>> BEGIN Input

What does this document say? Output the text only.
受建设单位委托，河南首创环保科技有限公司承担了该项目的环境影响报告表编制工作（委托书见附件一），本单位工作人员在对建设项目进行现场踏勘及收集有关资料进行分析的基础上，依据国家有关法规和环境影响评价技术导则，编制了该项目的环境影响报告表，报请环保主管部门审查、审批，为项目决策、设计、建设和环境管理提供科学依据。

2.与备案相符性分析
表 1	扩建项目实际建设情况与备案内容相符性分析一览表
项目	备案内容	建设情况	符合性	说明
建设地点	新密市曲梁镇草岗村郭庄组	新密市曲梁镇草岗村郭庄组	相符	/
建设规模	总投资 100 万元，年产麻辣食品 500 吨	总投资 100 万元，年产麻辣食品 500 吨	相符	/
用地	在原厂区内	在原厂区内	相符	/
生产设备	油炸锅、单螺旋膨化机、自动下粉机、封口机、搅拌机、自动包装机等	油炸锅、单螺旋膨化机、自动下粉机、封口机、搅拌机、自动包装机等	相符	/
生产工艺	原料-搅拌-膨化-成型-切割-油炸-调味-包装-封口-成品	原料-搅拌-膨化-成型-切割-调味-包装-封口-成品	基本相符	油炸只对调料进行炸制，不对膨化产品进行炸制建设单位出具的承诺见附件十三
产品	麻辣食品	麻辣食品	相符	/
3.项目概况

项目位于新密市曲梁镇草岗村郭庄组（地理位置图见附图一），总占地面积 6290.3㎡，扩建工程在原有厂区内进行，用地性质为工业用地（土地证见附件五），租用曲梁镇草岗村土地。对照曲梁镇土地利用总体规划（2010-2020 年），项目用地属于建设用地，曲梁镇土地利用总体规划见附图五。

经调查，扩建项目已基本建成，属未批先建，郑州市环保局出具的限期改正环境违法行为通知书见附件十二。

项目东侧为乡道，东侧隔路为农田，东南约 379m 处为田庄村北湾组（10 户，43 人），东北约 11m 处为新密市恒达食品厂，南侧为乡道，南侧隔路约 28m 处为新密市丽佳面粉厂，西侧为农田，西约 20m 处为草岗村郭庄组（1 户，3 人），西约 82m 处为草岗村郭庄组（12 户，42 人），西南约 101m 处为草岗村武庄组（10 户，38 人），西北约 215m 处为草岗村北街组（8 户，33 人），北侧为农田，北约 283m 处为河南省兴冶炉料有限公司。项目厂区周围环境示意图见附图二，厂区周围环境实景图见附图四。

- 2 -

>> END Input

Transcribe the whole listing with nothing added or left out.

What does this document say? Output the text only.
受建设单位委托，河南首创环保科技有限公司承担了该项目的环境影响报告表编制工作（委托书见附件一），本单位工作人员在对建设项目进行现场踏勘及收集有关资料进行分析的基础上，依据国家有关法规和环境影响评价技术导则，编制了该项目的环境影响报告表，报请环保主管部门审查、审批，为项目决策、设计、建设和环境管理提供科学依据。

2.与备案相符性分析
表 1	扩建项目实际建设情况与备案内容相符性分析一览表
项目	备案内容	建设情况	符合性	说明
建设地点	新密市曲梁镇草岗村郭庄组	新密市曲梁镇草岗村郭庄组	相符	/
建设规模	总投资 100 万元，年产麻辣食品 500 吨	总投资 100 万元，年产麻辣食品 500 吨	相符	/
用地	在原厂区内	在原厂区内	相符	/
生产设备	油炸锅、单螺旋膨化机、自动下粉机、封口机、搅拌机、自动包装机等	油炸锅、单螺旋膨化机、自动下粉机、封口机、搅拌机、自动包装机等	相符	/
生产工艺	原料-搅拌-膨化-成型-切割-油炸-调味-包装-封口-成品	原料-搅拌-膨化-成型-切割-调味-包装-封口-成品	基本相符	油炸只对调料进行炸制，不对膨化产品进行炸制建设单位出具的承诺见附件十三
产品	麻辣食品	麻辣食品	相符	/
3.项目概况

项目位于新密市曲梁镇草岗村郭庄组（地理位置图见附图一），总占地面积 6290.3㎡，扩建工程在原有厂区内进行，用地性质为工业用地（土地证见附件五），租用曲梁镇草岗村土地。对照曲梁镇土地利用总体规划（2010-2020 年），项目用地属于建设用地，曲梁镇土地利用总体规划见附图五。

经调查，扩建项目已基本建成，属未批先建，郑州市环保局出具的限期改正环境违法行为通知书见附件十二。

项目东侧为乡道，东侧隔路为农田，东南约 379m 处为田庄村北湾组（10 户，43 人），东北约 11m 处为新密市恒达食品厂，南侧为乡道，南侧隔路约 28m 处为新密市丽佳面粉厂，西侧为农田，西约 20m 处为草岗村郭庄组（1 户，3 人），西约 82m 处为草岗村郭庄组（12 户，42 人），西南约 101m 处为草岗村武庄组（10 户，38 人），西北约 215m 处为草岗村北街组（8 户，33 人），北侧为农田，北约 283m 处为河南省兴冶炉料有限公司。项目厂区周围环境示意图见附图二，厂区周围环境实景图见附图四。

- 2 -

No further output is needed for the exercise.